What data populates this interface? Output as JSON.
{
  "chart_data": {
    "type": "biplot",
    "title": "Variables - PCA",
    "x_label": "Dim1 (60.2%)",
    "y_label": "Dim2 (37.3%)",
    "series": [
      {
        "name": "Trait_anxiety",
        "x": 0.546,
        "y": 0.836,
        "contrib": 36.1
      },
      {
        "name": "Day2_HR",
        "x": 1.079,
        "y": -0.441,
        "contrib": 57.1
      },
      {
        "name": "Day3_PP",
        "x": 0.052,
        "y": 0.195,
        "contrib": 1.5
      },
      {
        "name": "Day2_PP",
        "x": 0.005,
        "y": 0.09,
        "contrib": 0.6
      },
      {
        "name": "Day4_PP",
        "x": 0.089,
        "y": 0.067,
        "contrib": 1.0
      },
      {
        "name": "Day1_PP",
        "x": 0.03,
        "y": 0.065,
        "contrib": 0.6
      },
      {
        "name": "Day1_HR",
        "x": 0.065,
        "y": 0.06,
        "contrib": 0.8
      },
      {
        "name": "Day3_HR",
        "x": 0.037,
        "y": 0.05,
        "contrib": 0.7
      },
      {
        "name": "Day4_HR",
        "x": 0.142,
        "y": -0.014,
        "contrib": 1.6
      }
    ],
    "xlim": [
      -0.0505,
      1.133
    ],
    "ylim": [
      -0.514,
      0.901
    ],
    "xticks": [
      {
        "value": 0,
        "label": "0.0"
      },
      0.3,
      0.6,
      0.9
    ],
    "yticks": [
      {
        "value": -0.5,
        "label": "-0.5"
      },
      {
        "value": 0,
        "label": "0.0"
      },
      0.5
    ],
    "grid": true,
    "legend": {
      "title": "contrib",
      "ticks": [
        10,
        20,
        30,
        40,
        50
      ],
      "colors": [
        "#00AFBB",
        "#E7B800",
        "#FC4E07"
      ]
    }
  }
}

* * *

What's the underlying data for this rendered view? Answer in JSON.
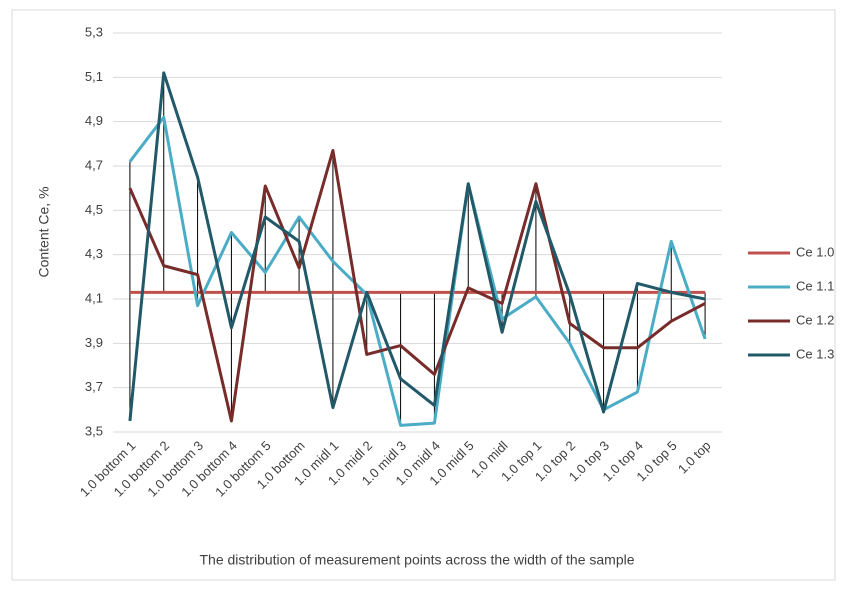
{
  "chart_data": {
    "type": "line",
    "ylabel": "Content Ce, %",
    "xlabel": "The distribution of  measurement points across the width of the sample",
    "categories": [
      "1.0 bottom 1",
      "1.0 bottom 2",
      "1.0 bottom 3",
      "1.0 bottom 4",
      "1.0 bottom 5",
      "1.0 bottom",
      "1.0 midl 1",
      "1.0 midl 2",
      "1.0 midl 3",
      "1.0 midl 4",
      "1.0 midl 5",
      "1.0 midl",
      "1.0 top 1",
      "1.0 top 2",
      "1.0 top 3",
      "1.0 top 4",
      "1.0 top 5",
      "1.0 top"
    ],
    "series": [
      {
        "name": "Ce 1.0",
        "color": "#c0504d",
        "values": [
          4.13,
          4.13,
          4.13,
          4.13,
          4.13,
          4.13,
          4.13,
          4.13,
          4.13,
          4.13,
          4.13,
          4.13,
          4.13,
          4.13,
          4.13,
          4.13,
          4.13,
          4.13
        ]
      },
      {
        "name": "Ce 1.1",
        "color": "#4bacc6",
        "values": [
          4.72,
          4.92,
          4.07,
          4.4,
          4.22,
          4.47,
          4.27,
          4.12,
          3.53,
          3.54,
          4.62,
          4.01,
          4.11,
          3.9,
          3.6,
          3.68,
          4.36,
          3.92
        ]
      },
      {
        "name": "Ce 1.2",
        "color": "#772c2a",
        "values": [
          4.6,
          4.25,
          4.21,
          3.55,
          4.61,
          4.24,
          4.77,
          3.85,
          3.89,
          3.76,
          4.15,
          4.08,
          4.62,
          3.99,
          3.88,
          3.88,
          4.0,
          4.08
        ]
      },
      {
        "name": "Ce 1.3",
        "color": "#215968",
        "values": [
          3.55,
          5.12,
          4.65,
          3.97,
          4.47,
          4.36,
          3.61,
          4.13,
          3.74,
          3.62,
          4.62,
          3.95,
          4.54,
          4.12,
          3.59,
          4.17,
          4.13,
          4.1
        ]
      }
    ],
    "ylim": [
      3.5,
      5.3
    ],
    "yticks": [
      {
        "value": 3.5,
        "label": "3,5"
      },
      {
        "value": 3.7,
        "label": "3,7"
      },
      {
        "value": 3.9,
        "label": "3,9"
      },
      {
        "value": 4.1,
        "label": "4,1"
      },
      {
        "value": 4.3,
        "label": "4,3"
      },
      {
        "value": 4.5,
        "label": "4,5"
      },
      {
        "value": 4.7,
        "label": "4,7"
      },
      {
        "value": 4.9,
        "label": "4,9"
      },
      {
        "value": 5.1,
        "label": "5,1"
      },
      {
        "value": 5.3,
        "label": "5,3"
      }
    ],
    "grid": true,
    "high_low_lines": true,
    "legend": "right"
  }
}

--

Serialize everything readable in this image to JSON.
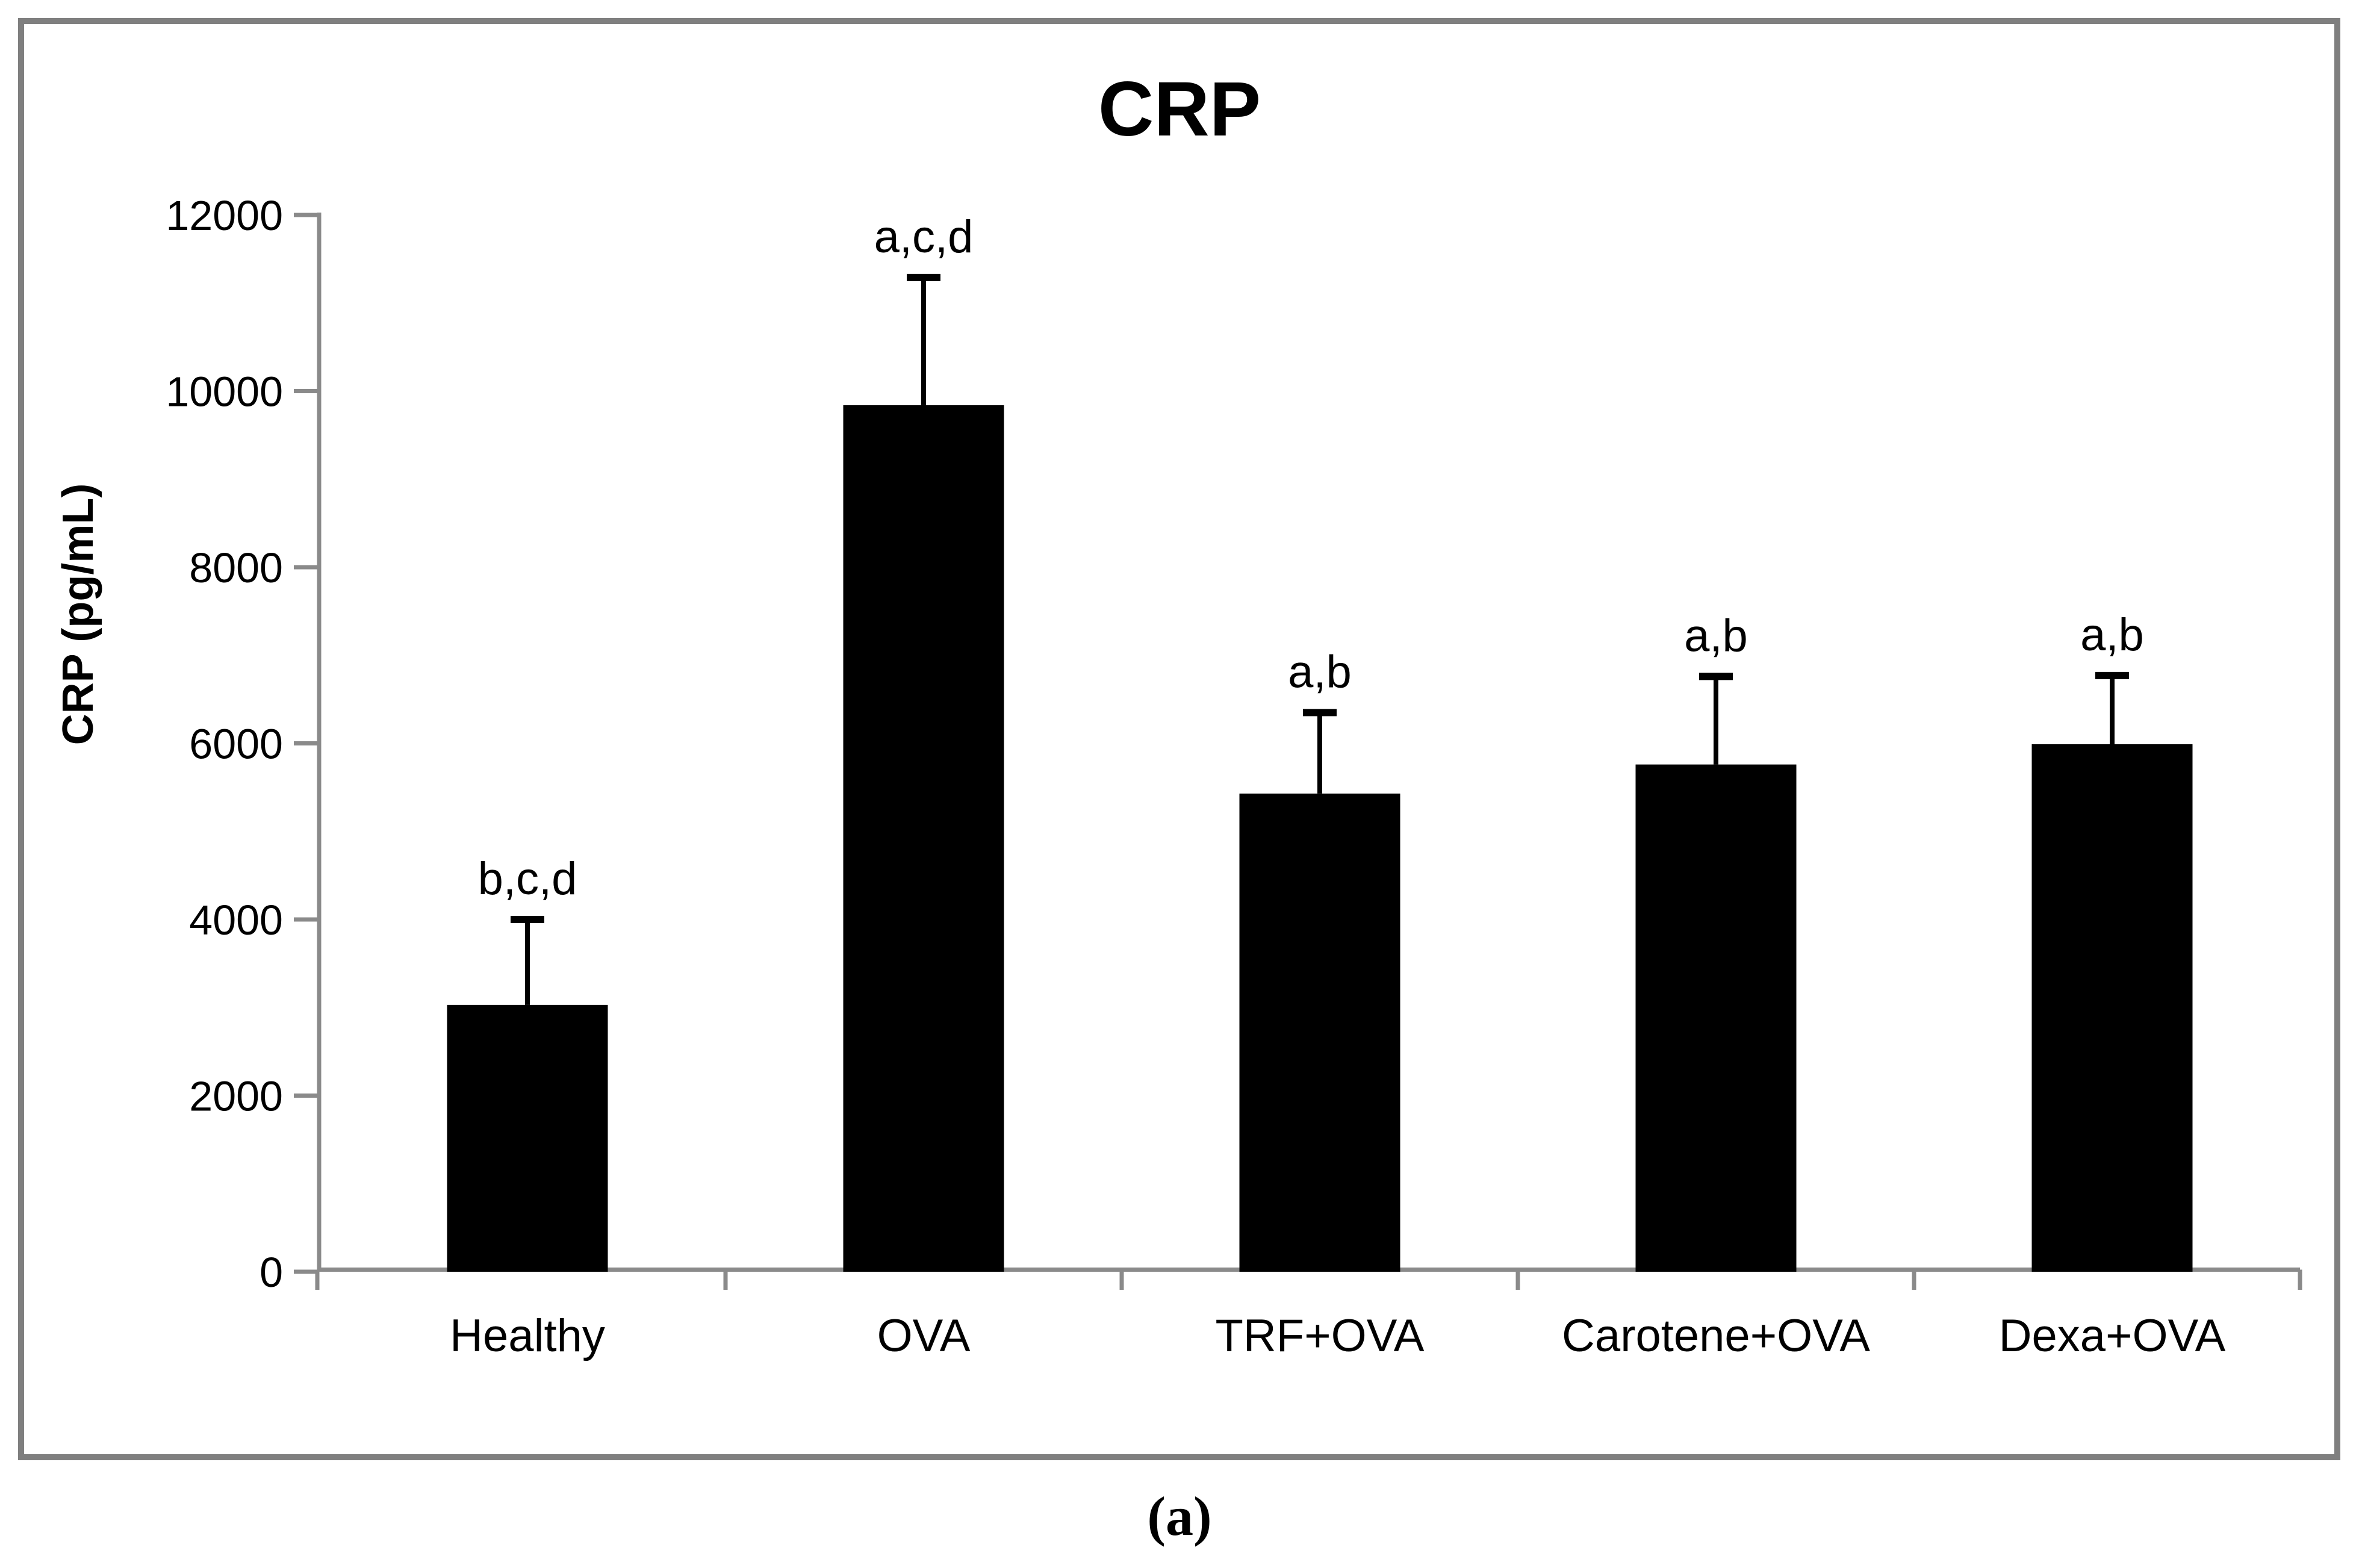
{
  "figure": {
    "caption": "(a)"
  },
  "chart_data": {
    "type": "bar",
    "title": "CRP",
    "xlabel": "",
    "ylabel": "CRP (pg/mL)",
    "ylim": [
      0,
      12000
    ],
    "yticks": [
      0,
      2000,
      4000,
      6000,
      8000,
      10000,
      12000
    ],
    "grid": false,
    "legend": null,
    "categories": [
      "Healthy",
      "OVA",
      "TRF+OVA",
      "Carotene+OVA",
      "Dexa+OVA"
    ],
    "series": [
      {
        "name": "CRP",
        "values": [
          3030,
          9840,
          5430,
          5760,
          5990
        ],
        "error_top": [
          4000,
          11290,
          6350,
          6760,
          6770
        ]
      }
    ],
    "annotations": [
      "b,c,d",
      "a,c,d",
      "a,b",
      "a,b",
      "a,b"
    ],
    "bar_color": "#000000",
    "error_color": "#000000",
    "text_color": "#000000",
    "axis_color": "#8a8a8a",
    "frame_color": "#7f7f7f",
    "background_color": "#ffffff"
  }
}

= Your instructions =
Select and copy every line of the material that holds the string "title".

= Exercise answer =
    "title": "Variables - PCA",
      "title": "contrib",
    "title": "CRP",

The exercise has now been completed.